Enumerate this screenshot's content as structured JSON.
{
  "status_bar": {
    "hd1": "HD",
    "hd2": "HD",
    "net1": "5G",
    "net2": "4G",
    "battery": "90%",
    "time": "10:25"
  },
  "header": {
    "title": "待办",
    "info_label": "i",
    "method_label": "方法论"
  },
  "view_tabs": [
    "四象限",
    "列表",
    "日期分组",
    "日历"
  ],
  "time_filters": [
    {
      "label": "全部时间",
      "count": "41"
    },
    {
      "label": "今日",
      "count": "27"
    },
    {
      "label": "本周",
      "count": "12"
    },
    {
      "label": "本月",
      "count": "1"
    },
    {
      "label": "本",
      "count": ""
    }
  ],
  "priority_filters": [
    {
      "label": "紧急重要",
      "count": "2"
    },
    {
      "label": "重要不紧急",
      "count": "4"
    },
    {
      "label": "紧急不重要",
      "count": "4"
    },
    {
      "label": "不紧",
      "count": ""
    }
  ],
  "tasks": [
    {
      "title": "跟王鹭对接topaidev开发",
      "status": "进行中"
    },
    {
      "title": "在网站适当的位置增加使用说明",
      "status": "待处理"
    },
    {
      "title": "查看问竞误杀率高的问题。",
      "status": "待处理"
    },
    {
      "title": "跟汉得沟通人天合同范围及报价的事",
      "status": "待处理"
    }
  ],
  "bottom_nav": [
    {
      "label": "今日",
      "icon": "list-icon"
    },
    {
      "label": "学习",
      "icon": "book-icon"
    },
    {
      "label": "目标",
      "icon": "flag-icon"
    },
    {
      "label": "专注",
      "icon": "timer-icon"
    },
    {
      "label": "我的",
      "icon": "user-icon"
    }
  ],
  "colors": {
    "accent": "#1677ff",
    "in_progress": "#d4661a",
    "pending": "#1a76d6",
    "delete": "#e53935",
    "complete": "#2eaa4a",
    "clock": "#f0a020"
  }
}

-*-

__Stated goal__: Each line of the material must be restated exactly.

__Output of the exercise__:
Enumerate this screenshot's content as structured JSON.
{
  "status_bar": {
    "hd1": "HD",
    "hd2": "HD",
    "net1": "5G",
    "net2": "4G",
    "battery": "90%",
    "time": "10:25"
  },
  "header": {
    "title": "待办",
    "info_label": "i",
    "method_label": "方法论"
  },
  "view_tabs": [
    "四象限",
    "列表",
    "日期分组",
    "日历"
  ],
  "time_filters": [
    {
      "label": "全部时间",
      "count": "41"
    },
    {
      "label": "今日",
      "count": "27"
    },
    {
      "label": "本周",
      "count": "12"
    },
    {
      "label": "本月",
      "count": "1"
    },
    {
      "label": "本",
      "count": ""
    }
  ],
  "priority_filters": [
    {
      "label": "紧急重要",
      "count": "2"
    },
    {
      "label": "重要不紧急",
      "count": "4"
    },
    {
      "label": "紧急不重要",
      "count": "4"
    },
    {
      "label": "不紧",
      "count": ""
    }
  ],
  "tasks": [
    {
      "title": "跟王鹭对接topaidev开发",
      "status": "进行中"
    },
    {
      "title": "在网站适当的位置增加使用说明",
      "status": "待处理"
    },
    {
      "title": "查看问竞误杀率高的问题。",
      "status": "待处理"
    },
    {
      "title": "跟汉得沟通人天合同范围及报价的事",
      "status": "待处理"
    }
  ],
  "bottom_nav": [
    {
      "label": "今日",
      "icon": "list-icon"
    },
    {
      "label": "学习",
      "icon": "book-icon"
    },
    {
      "label": "目标",
      "icon": "flag-icon"
    },
    {
      "label": "专注",
      "icon": "timer-icon"
    },
    {
      "label": "我的",
      "icon": "user-icon"
    }
  ],
  "colors": {
    "accent": "#1677ff",
    "in_progress": "#d4661a",
    "pending": "#1a76d6",
    "delete": "#e53935",
    "complete": "#2eaa4a",
    "clock": "#f0a020"
  }
}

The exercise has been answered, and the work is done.